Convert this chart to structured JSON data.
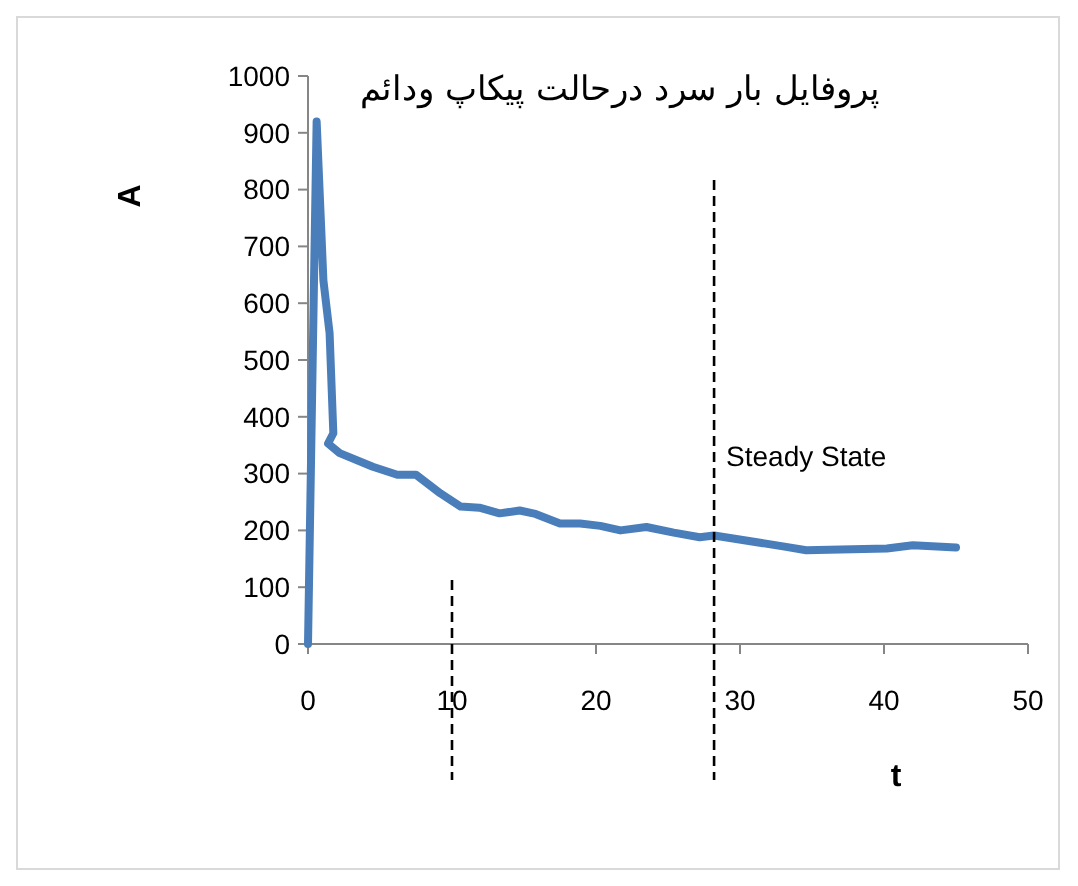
{
  "chart_data": {
    "type": "line",
    "title": "پروفایل بار سرد درحالت پیکاپ ودائم",
    "xlabel": "t",
    "ylabel": "A",
    "series": [
      {
        "color": "#4a7ebb",
        "x": [
          0,
          0.6,
          1.07,
          1.5,
          1.76,
          1.39,
          2.2,
          4.5,
          6.2,
          7.5,
          9.2,
          10.6,
          11.9,
          13.3,
          14.7,
          15.8,
          17.5,
          18.9,
          20.3,
          21.7,
          23.5,
          25.4,
          27.2,
          28.2,
          33.2,
          34.6,
          40.2,
          42,
          45
        ],
        "values": [
          0,
          920,
          640,
          547,
          371,
          353,
          336,
          312,
          298,
          298,
          265,
          242,
          240,
          230,
          235,
          229,
          212,
          212,
          208,
          200,
          206,
          196,
          188,
          191,
          171,
          165,
          168,
          174,
          170
        ]
      }
    ],
    "xlim": [
      0,
      50
    ],
    "xticks": [
      0,
      10,
      20,
      30,
      40,
      50
    ],
    "ylim": [
      0,
      1000
    ],
    "yticks": [
      0,
      100,
      200,
      300,
      400,
      500,
      600,
      700,
      800,
      900,
      1000
    ],
    "grid": false,
    "marker": "none",
    "line_style": "solid",
    "ref_lines": [
      {
        "axis": "x",
        "value": 28.2,
        "label": "Steady State",
        "line_style": "dashed",
        "color": "#000000"
      },
      {
        "axis": "x",
        "value": 10,
        "line_style": "dashed",
        "color": "#000000"
      }
    ]
  }
}
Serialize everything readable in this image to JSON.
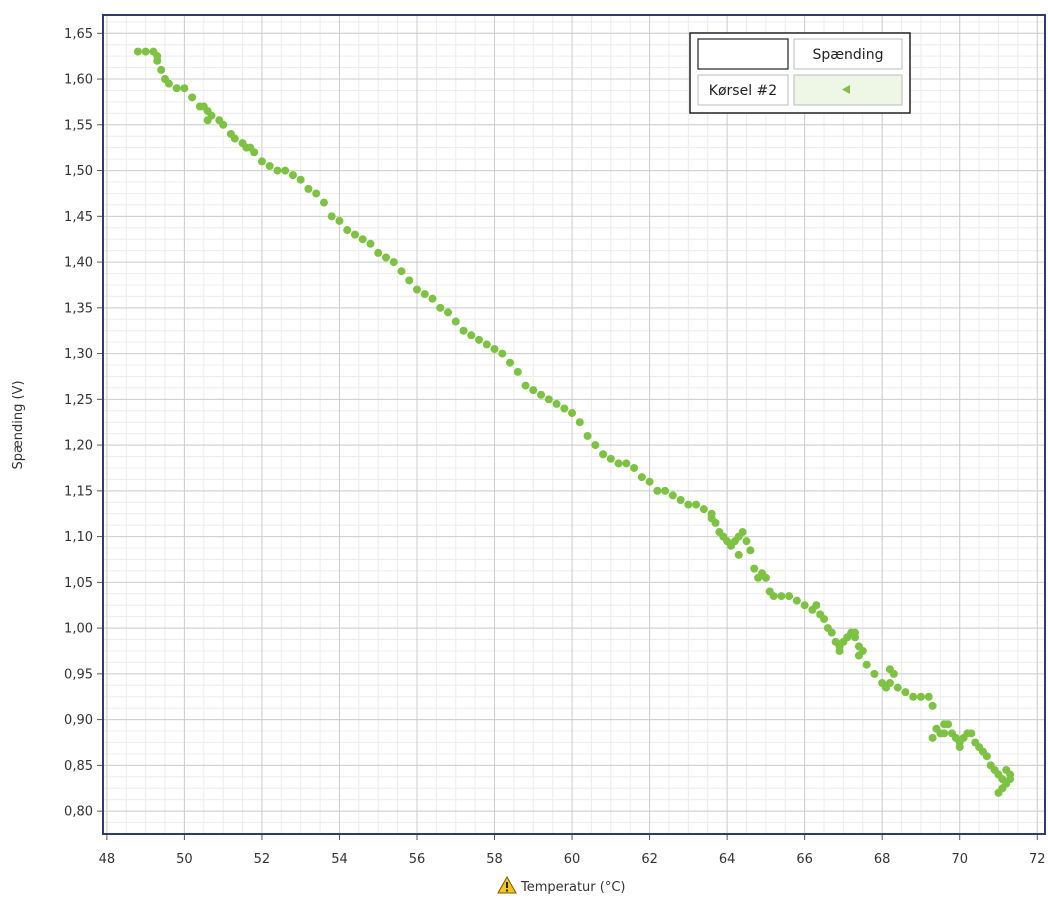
{
  "chart_data": {
    "type": "scatter",
    "xlabel": "Temperatur (°C)",
    "ylabel": "Spænding (V)",
    "xlim": [
      47.9,
      72.2
    ],
    "ylim": [
      0.775,
      1.67
    ],
    "x_ticks": [
      "48",
      "50",
      "52",
      "54",
      "56",
      "58",
      "60",
      "62",
      "64",
      "66",
      "68",
      "70",
      "72"
    ],
    "y_ticks": [
      "0,80",
      "0,85",
      "0,90",
      "0,95",
      "1,00",
      "1,05",
      "1,10",
      "1,15",
      "1,20",
      "1,25",
      "1,30",
      "1,35",
      "1,40",
      "1,45",
      "1,50",
      "1,55",
      "1,60",
      "1,65"
    ],
    "grid": true,
    "legend": {
      "position": "top-right",
      "header": "Spænding",
      "row_label": "Kørsel #2"
    },
    "colors": {
      "series": "#7dc242",
      "grid_major": "#cdcdcd",
      "grid_minor": "#ececec",
      "frame": "#2f3b6b",
      "legend_swatch_bg": "#eef6e6"
    },
    "warning_icon": "warning-triangle-icon",
    "series": [
      {
        "name": "Kørsel #2",
        "points": [
          [
            48.8,
            1.63
          ],
          [
            49.0,
            1.63
          ],
          [
            49.2,
            1.63
          ],
          [
            49.3,
            1.62
          ],
          [
            49.4,
            1.61
          ],
          [
            49.5,
            1.6
          ],
          [
            49.6,
            1.595
          ],
          [
            49.8,
            1.59
          ],
          [
            50.0,
            1.59
          ],
          [
            50.2,
            1.58
          ],
          [
            50.4,
            1.57
          ],
          [
            50.5,
            1.57
          ],
          [
            50.6,
            1.565
          ],
          [
            50.7,
            1.56
          ],
          [
            50.9,
            1.555
          ],
          [
            51.0,
            1.55
          ],
          [
            51.2,
            1.54
          ],
          [
            51.3,
            1.535
          ],
          [
            51.5,
            1.53
          ],
          [
            51.6,
            1.525
          ],
          [
            51.8,
            1.52
          ],
          [
            52.0,
            1.51
          ],
          [
            52.2,
            1.505
          ],
          [
            52.4,
            1.5
          ],
          [
            52.6,
            1.5
          ],
          [
            52.8,
            1.495
          ],
          [
            53.0,
            1.49
          ],
          [
            53.2,
            1.48
          ],
          [
            53.4,
            1.475
          ],
          [
            53.6,
            1.465
          ],
          [
            53.8,
            1.45
          ],
          [
            54.0,
            1.445
          ],
          [
            54.2,
            1.435
          ],
          [
            54.4,
            1.43
          ],
          [
            54.6,
            1.425
          ],
          [
            54.8,
            1.42
          ],
          [
            55.0,
            1.41
          ],
          [
            55.2,
            1.405
          ],
          [
            55.4,
            1.4
          ],
          [
            55.6,
            1.39
          ],
          [
            55.8,
            1.38
          ],
          [
            56.0,
            1.37
          ],
          [
            56.2,
            1.365
          ],
          [
            56.4,
            1.36
          ],
          [
            56.6,
            1.35
          ],
          [
            56.8,
            1.345
          ],
          [
            57.0,
            1.335
          ],
          [
            57.2,
            1.325
          ],
          [
            57.4,
            1.32
          ],
          [
            57.6,
            1.315
          ],
          [
            57.8,
            1.31
          ],
          [
            58.0,
            1.305
          ],
          [
            58.2,
            1.3
          ],
          [
            58.4,
            1.29
          ],
          [
            58.6,
            1.28
          ],
          [
            58.8,
            1.265
          ],
          [
            59.0,
            1.26
          ],
          [
            59.2,
            1.255
          ],
          [
            59.4,
            1.25
          ],
          [
            59.6,
            1.245
          ],
          [
            59.8,
            1.24
          ],
          [
            60.0,
            1.235
          ],
          [
            60.2,
            1.225
          ],
          [
            60.4,
            1.21
          ],
          [
            60.6,
            1.2
          ],
          [
            60.8,
            1.19
          ],
          [
            61.0,
            1.185
          ],
          [
            61.2,
            1.18
          ],
          [
            61.4,
            1.18
          ],
          [
            61.6,
            1.175
          ],
          [
            61.8,
            1.165
          ],
          [
            62.0,
            1.16
          ],
          [
            62.2,
            1.15
          ],
          [
            62.4,
            1.15
          ],
          [
            62.6,
            1.145
          ],
          [
            62.8,
            1.14
          ],
          [
            63.0,
            1.135
          ],
          [
            63.2,
            1.135
          ],
          [
            63.4,
            1.13
          ],
          [
            63.6,
            1.125
          ],
          [
            63.7,
            1.115
          ],
          [
            63.8,
            1.105
          ],
          [
            63.9,
            1.1
          ],
          [
            64.0,
            1.095
          ],
          [
            64.1,
            1.09
          ],
          [
            64.2,
            1.095
          ],
          [
            64.3,
            1.1
          ],
          [
            64.4,
            1.105
          ],
          [
            64.5,
            1.095
          ],
          [
            64.6,
            1.085
          ],
          [
            64.7,
            1.065
          ],
          [
            64.8,
            1.055
          ],
          [
            64.9,
            1.06
          ],
          [
            65.0,
            1.055
          ],
          [
            65.1,
            1.04
          ],
          [
            65.2,
            1.035
          ],
          [
            65.4,
            1.035
          ],
          [
            65.6,
            1.035
          ],
          [
            65.8,
            1.03
          ],
          [
            66.0,
            1.025
          ],
          [
            66.2,
            1.02
          ],
          [
            66.3,
            1.025
          ],
          [
            66.4,
            1.015
          ],
          [
            66.5,
            1.01
          ],
          [
            66.6,
            1.0
          ],
          [
            66.7,
            0.995
          ],
          [
            66.8,
            0.985
          ],
          [
            66.9,
            0.98
          ],
          [
            67.0,
            0.985
          ],
          [
            67.1,
            0.99
          ],
          [
            67.2,
            0.995
          ],
          [
            67.3,
            0.99
          ],
          [
            67.4,
            0.98
          ],
          [
            67.5,
            0.975
          ],
          [
            67.6,
            0.96
          ],
          [
            67.8,
            0.95
          ],
          [
            68.0,
            0.94
          ],
          [
            68.1,
            0.935
          ],
          [
            68.2,
            0.94
          ],
          [
            68.3,
            0.95
          ],
          [
            68.4,
            0.935
          ],
          [
            68.6,
            0.93
          ],
          [
            68.8,
            0.925
          ],
          [
            69.0,
            0.925
          ],
          [
            69.2,
            0.925
          ],
          [
            69.3,
            0.915
          ],
          [
            69.4,
            0.89
          ],
          [
            69.5,
            0.885
          ],
          [
            69.6,
            0.885
          ],
          [
            69.7,
            0.895
          ],
          [
            69.8,
            0.885
          ],
          [
            69.9,
            0.88
          ],
          [
            70.0,
            0.875
          ],
          [
            70.1,
            0.88
          ],
          [
            70.2,
            0.885
          ],
          [
            70.3,
            0.885
          ],
          [
            70.4,
            0.875
          ],
          [
            70.5,
            0.87
          ],
          [
            70.6,
            0.865
          ],
          [
            70.7,
            0.86
          ],
          [
            70.8,
            0.85
          ],
          [
            70.9,
            0.845
          ],
          [
            71.0,
            0.84
          ],
          [
            71.1,
            0.835
          ],
          [
            71.2,
            0.83
          ],
          [
            71.3,
            0.84
          ],
          [
            71.0,
            0.82
          ],
          [
            71.1,
            0.825
          ],
          [
            71.2,
            0.845
          ],
          [
            71.3,
            0.835
          ],
          [
            69.3,
            0.88
          ],
          [
            69.6,
            0.895
          ],
          [
            70.0,
            0.87
          ],
          [
            67.3,
            0.995
          ],
          [
            67.4,
            0.97
          ],
          [
            66.9,
            0.975
          ],
          [
            68.2,
            0.955
          ],
          [
            64.3,
            1.08
          ],
          [
            63.6,
            1.12
          ],
          [
            49.3,
            1.625
          ],
          [
            50.6,
            1.555
          ],
          [
            51.7,
            1.525
          ]
        ]
      }
    ]
  }
}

▸ EXERCISE DESCRIPTION
How many of the lines in the listing above hold the word "JSON"? Report only that figure.

▸ FINISHED TASK
2